[START OF Extracted records]

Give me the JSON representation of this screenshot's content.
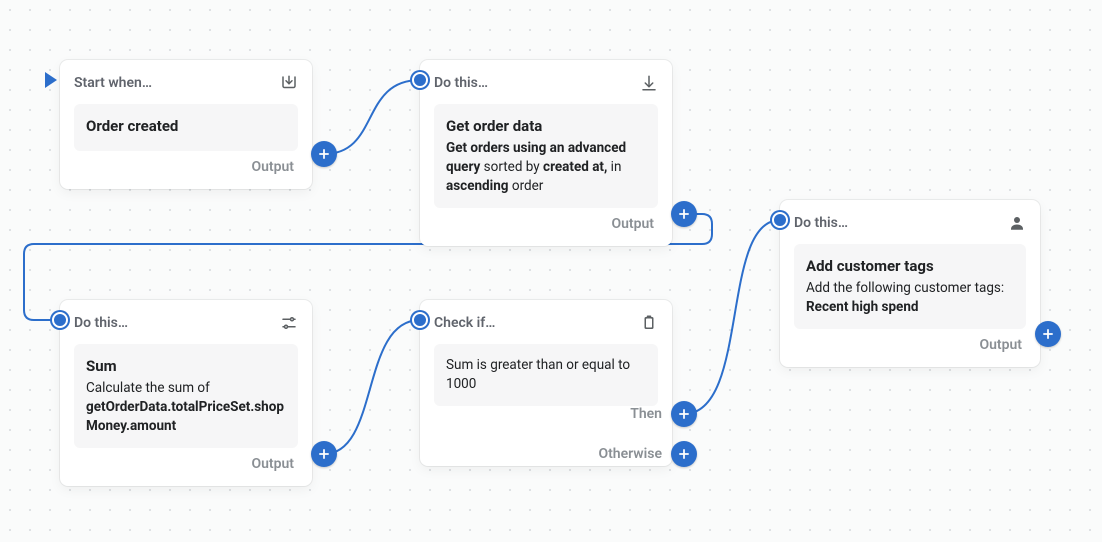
{
  "nodes": {
    "n1": {
      "header": "Start when…",
      "body_title": "Order created",
      "output_label": "Output"
    },
    "n2": {
      "header": "Do this…",
      "body_title": "Get order data",
      "desc_prefix": "Get orders using an advanced query",
      "desc_mid1": " sorted by ",
      "desc_b2": "created at,",
      "desc_mid2": " in ",
      "desc_b3": "ascending",
      "desc_suffix": " order",
      "output_label": "Output"
    },
    "n3": {
      "header": "Do this…",
      "body_title": "Sum",
      "desc_plain": "Calculate the sum of ",
      "desc_bold": "getOrderData.totalPriceSet.shopMoney.amount",
      "output_label": "Output"
    },
    "n4": {
      "header": "Check if…",
      "body_text": "Sum is greater than or equal to 1000",
      "then_label": "Then",
      "otherwise_label": "Otherwise"
    },
    "n5": {
      "header": "Do this…",
      "body_title": "Add customer tags",
      "desc_plain": "Add the following customer tags: ",
      "desc_bold": "Recent high spend",
      "output_label": "Output"
    }
  }
}
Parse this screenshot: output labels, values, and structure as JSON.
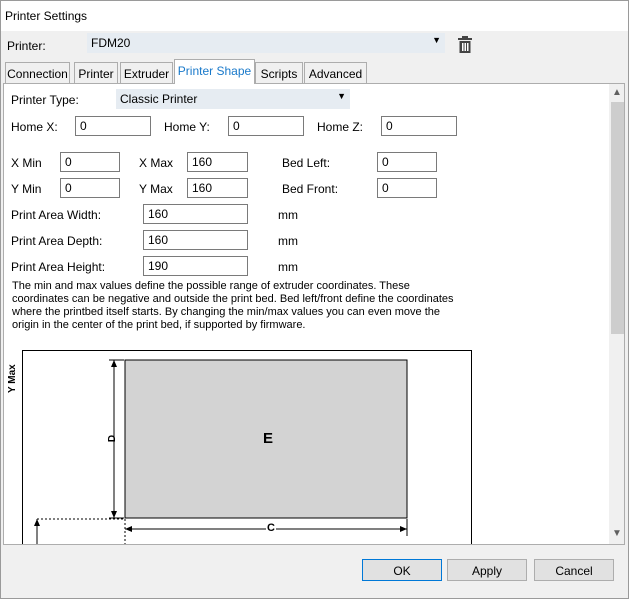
{
  "window": {
    "title": "Printer Settings"
  },
  "printer": {
    "label": "Printer:",
    "value": "FDM20"
  },
  "tabs": [
    "Connection",
    "Printer",
    "Extruder",
    "Printer Shape",
    "Scripts",
    "Advanced"
  ],
  "active_tab": "Printer Shape",
  "shape": {
    "printer_type_label": "Printer Type:",
    "printer_type_value": "Classic Printer",
    "home_x_label": "Home X:",
    "home_x": "0",
    "home_y_label": "Home Y:",
    "home_y": "0",
    "home_z_label": "Home Z:",
    "home_z": "0",
    "x_min_label": "X Min",
    "x_min": "0",
    "x_max_label": "X Max",
    "x_max": "160",
    "bed_left_label": "Bed Left:",
    "bed_left": "0",
    "y_min_label": "Y Min",
    "y_min": "0",
    "y_max_label": "Y Max",
    "y_max": "160",
    "bed_front_label": "Bed Front:",
    "bed_front": "0",
    "width_label": "Print Area Width:",
    "width": "160",
    "width_unit": "mm",
    "depth_label": "Print Area Depth:",
    "depth": "160",
    "depth_unit": "mm",
    "height_label": "Print Area Height:",
    "height": "190",
    "height_unit": "mm",
    "description": "The min and max values define the possible range of extruder coordinates. These coordinates can be negative and outside the print bed. Bed left/front define the coordinates where the printbed itself starts. By changing the min/max values you can even move the origin in the center of the print bed, if supported by firmware."
  },
  "diagram": {
    "y_max_label": "Y Max",
    "d_label": "D",
    "c_label": "C",
    "e_label": "E"
  },
  "buttons": {
    "ok": "OK",
    "apply": "Apply",
    "cancel": "Cancel"
  },
  "icons": {
    "delete": "trash-icon",
    "dropdown": "chevron-down-icon"
  },
  "colors": {
    "active_tab": "#1979ca",
    "bed_fill": "#d3d3d3",
    "combo_bg": "#e6ecf2"
  }
}
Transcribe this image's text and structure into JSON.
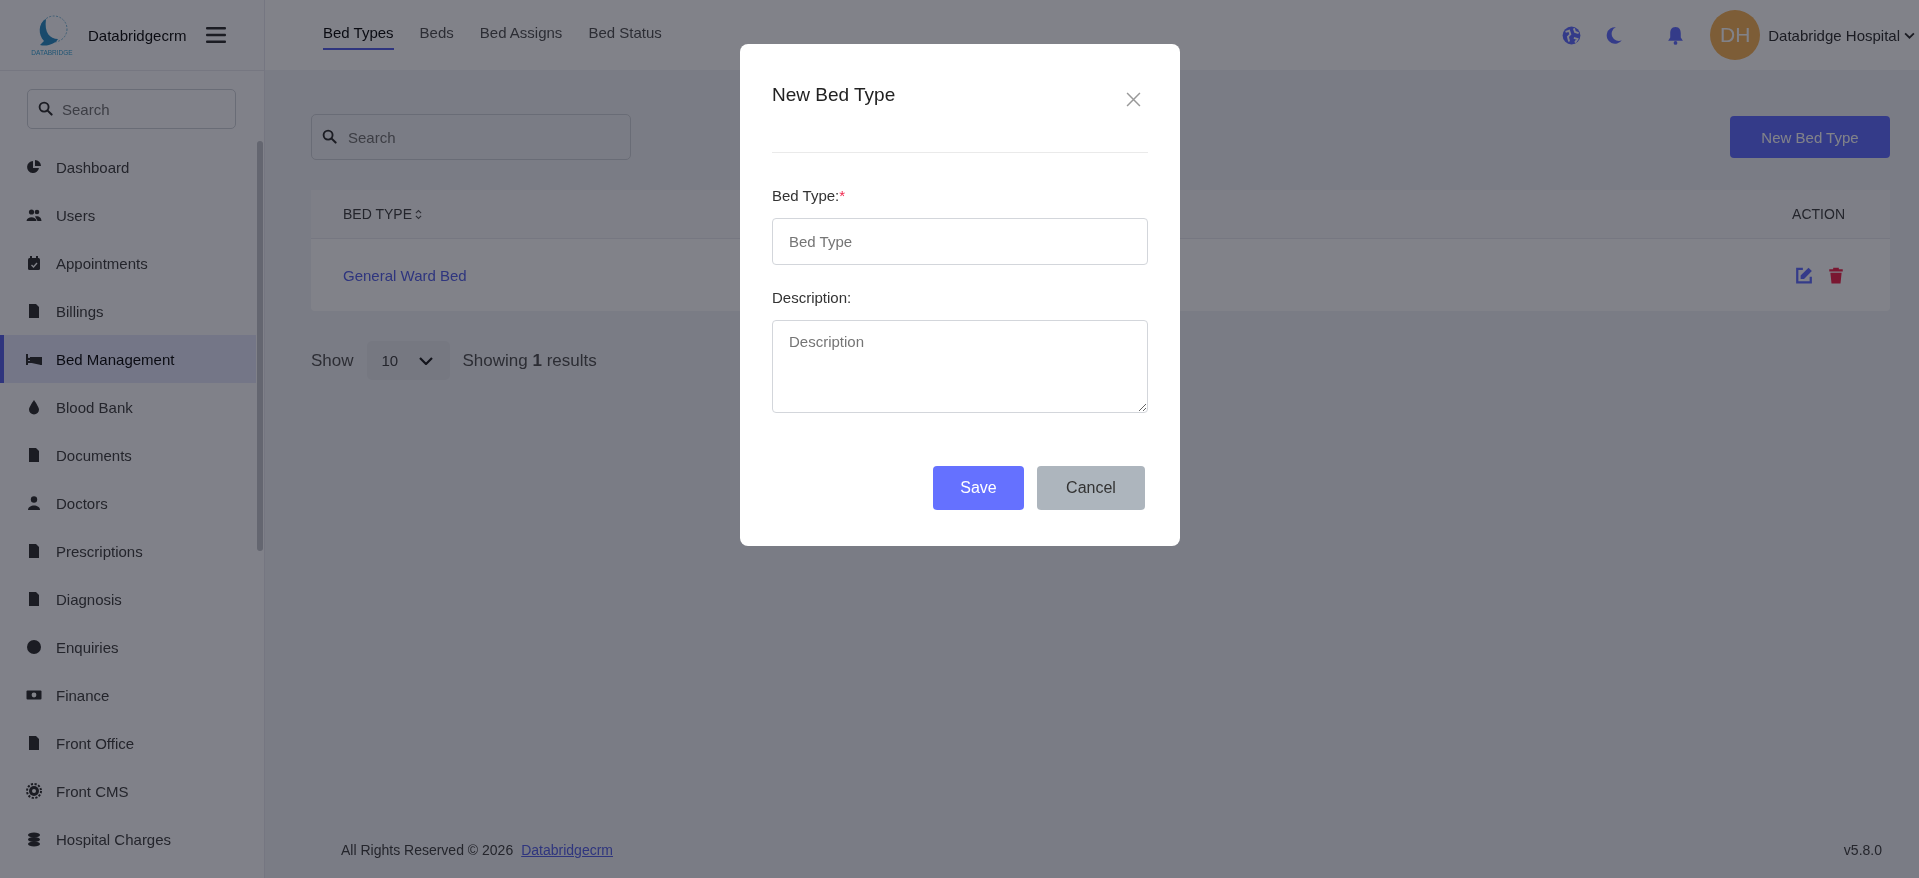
{
  "sidebar": {
    "brand": "Databridgecrm",
    "logo_text": "DATABRIDGE",
    "search": {
      "placeholder": "Search"
    },
    "items": [
      {
        "label": "Dashboard",
        "selected": false
      },
      {
        "label": "Users",
        "selected": false
      },
      {
        "label": "Appointments",
        "selected": false
      },
      {
        "label": "Billings",
        "selected": false
      },
      {
        "label": "Bed Management",
        "selected": true
      },
      {
        "label": "Blood Bank",
        "selected": false
      },
      {
        "label": "Documents",
        "selected": false
      },
      {
        "label": "Doctors",
        "selected": false
      },
      {
        "label": "Prescriptions",
        "selected": false
      },
      {
        "label": "Diagnosis",
        "selected": false
      },
      {
        "label": "Enquiries",
        "selected": false
      },
      {
        "label": "Finance",
        "selected": false
      },
      {
        "label": "Front Office",
        "selected": false
      },
      {
        "label": "Front CMS",
        "selected": false
      },
      {
        "label": "Hospital Charges",
        "selected": false
      }
    ]
  },
  "topbar": {
    "tabs": [
      {
        "label": "Bed Types",
        "selected": true
      },
      {
        "label": "Beds",
        "selected": false
      },
      {
        "label": "Bed Assigns",
        "selected": false
      },
      {
        "label": "Bed Status",
        "selected": false
      }
    ],
    "user": {
      "initials": "DH",
      "name": "Databridge Hospital"
    }
  },
  "page": {
    "search": {
      "placeholder": "Search"
    },
    "new_button": "New Bed Type",
    "table": {
      "columns": [
        "BED TYPE",
        "ACTION"
      ],
      "rows": [
        {
          "bed_type": "General Ward Bed"
        }
      ]
    },
    "pagination": {
      "show_label": "Show",
      "page_size": "10",
      "summary": "Showing **1** results"
    }
  },
  "footer": {
    "text": "All Rights Reserved © 2026",
    "link": "Databridgecrm",
    "version": "v5.8.0"
  },
  "modal": {
    "title": "New Bed Type",
    "fields": [
      {
        "kind": "input",
        "label": "Bed Type:",
        "required_mark": "*",
        "placeholder": "Bed Type"
      },
      {
        "kind": "textarea",
        "label": "Description:",
        "placeholder": "Description"
      }
    ],
    "buttons": [
      {
        "kind": "primary",
        "label": "Save"
      },
      {
        "kind": "secondary",
        "label": "Cancel"
      }
    ]
  }
}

[END OF Extracted records]

(Work to complete)
Reproduce the listing exactly. Leave its pictures out.

(Final result)
Give me the JSON representation of this screenshot's content.
{
  "nodes": {
    "n1": {
      "header": "Start when…",
      "body_title": "Order created",
      "output_label": "Output"
    },
    "n2": {
      "header": "Do this…",
      "body_title": "Get order data",
      "desc_prefix": "Get orders using an advanced query",
      "desc_mid1": " sorted by ",
      "desc_b2": "created at,",
      "desc_mid2": " in ",
      "desc_b3": "ascending",
      "desc_suffix": " order",
      "output_label": "Output"
    },
    "n3": {
      "header": "Do this…",
      "body_title": "Sum",
      "desc_plain": "Calculate the sum of ",
      "desc_bold": "getOrderData.totalPriceSet.shopMoney.amount",
      "output_label": "Output"
    },
    "n4": {
      "header": "Check if…",
      "body_text": "Sum is greater than or equal to 1000",
      "then_label": "Then",
      "otherwise_label": "Otherwise"
    },
    "n5": {
      "header": "Do this…",
      "body_title": "Add customer tags",
      "desc_plain": "Add the following customer tags: ",
      "desc_bold": "Recent high spend",
      "output_label": "Output"
    }
  }
}
Parse this screenshot: output labels, values, and structure as JSON.
{
  "window": {
    "title": "Printer Settings"
  },
  "printer": {
    "label": "Printer:",
    "value": "FDM20"
  },
  "tabs": [
    "Connection",
    "Printer",
    "Extruder",
    "Printer Shape",
    "Scripts",
    "Advanced"
  ],
  "active_tab": "Printer Shape",
  "shape": {
    "printer_type_label": "Printer Type:",
    "printer_type_value": "Classic Printer",
    "home_x_label": "Home X:",
    "home_x": "0",
    "home_y_label": "Home Y:",
    "home_y": "0",
    "home_z_label": "Home Z:",
    "home_z": "0",
    "x_min_label": "X Min",
    "x_min": "0",
    "x_max_label": "X Max",
    "x_max": "160",
    "bed_left_label": "Bed Left:",
    "bed_left": "0",
    "y_min_label": "Y Min",
    "y_min": "0",
    "y_max_label": "Y Max",
    "y_max": "160",
    "bed_front_label": "Bed Front:",
    "bed_front": "0",
    "width_label": "Print Area Width:",
    "width": "160",
    "width_unit": "mm",
    "depth_label": "Print Area Depth:",
    "depth": "160",
    "depth_unit": "mm",
    "height_label": "Print Area Height:",
    "height": "190",
    "height_unit": "mm",
    "description": "The min and max values define the possible range of extruder coordinates. These coordinates can be negative and outside the print bed. Bed left/front define the coordinates where the printbed itself starts. By changing the min/max values you can even move the origin in the center of the print bed, if supported by firmware."
  },
  "diagram": {
    "y_max_label": "Y Max",
    "d_label": "D",
    "c_label": "C",
    "e_label": "E"
  },
  "buttons": {
    "ok": "OK",
    "apply": "Apply",
    "cancel": "Cancel"
  },
  "icons": {
    "delete": "trash-icon",
    "dropdown": "chevron-down-icon"
  },
  "colors": {
    "active_tab": "#1979ca",
    "bed_fill": "#d3d3d3",
    "combo_bg": "#e6ecf2"
  }
}
Transcribe this image's text and structure into JSON.
{
  "sidebar": {
    "brand": "Databridgecrm",
    "logo_text": "DATABRIDGE",
    "search": {
      "placeholder": "Search"
    },
    "items": [
      {
        "label": "Dashboard",
        "selected": false
      },
      {
        "label": "Users",
        "selected": false
      },
      {
        "label": "Appointments",
        "selected": false
      },
      {
        "label": "Billings",
        "selected": false
      },
      {
        "label": "Bed Management",
        "selected": true
      },
      {
        "label": "Blood Bank",
        "selected": false
      },
      {
        "label": "Documents",
        "selected": false
      },
      {
        "label": "Doctors",
        "selected": false
      },
      {
        "label": "Prescriptions",
        "selected": false
      },
      {
        "label": "Diagnosis",
        "selected": false
      },
      {
        "label": "Enquiries",
        "selected": false
      },
      {
        "label": "Finance",
        "selected": false
      },
      {
        "label": "Front Office",
        "selected": false
      },
      {
        "label": "Front CMS",
        "selected": false
      },
      {
        "label": "Hospital Charges",
        "selected": false
      }
    ]
  },
  "topbar": {
    "tabs": [
      {
        "label": "Bed Types",
        "selected": true
      },
      {
        "label": "Beds",
        "selected": false
      },
      {
        "label": "Bed Assigns",
        "selected": false
      },
      {
        "label": "Bed Status",
        "selected": false
      }
    ],
    "user": {
      "initials": "DH",
      "name": "Databridge Hospital"
    }
  },
  "page": {
    "search": {
      "placeholder": "Search"
    },
    "new_button": "New Bed Type",
    "table": {
      "columns": [
        "BED TYPE",
        "ACTION"
      ],
      "rows": [
        {
          "bed_type": "General Ward Bed"
        }
      ]
    },
    "pagination": {
      "show_label": "Show",
      "page_size": "10",
      "summary": "Showing **1** results"
    }
  },
  "footer": {
    "text": "All Rights Reserved © 2026",
    "link": "Databridgecrm",
    "version": "v5.8.0"
  },
  "modal": {
    "title": "New Bed Type",
    "fields": [
      {
        "kind": "input",
        "label": "Bed Type:",
        "required_mark": "*",
        "placeholder": "Bed Type"
      },
      {
        "kind": "textarea",
        "label": "Description:",
        "placeholder": "Description"
      }
    ],
    "buttons": [
      {
        "kind": "primary",
        "label": "Save"
      },
      {
        "kind": "secondary",
        "label": "Cancel"
      }
    ]
  }
}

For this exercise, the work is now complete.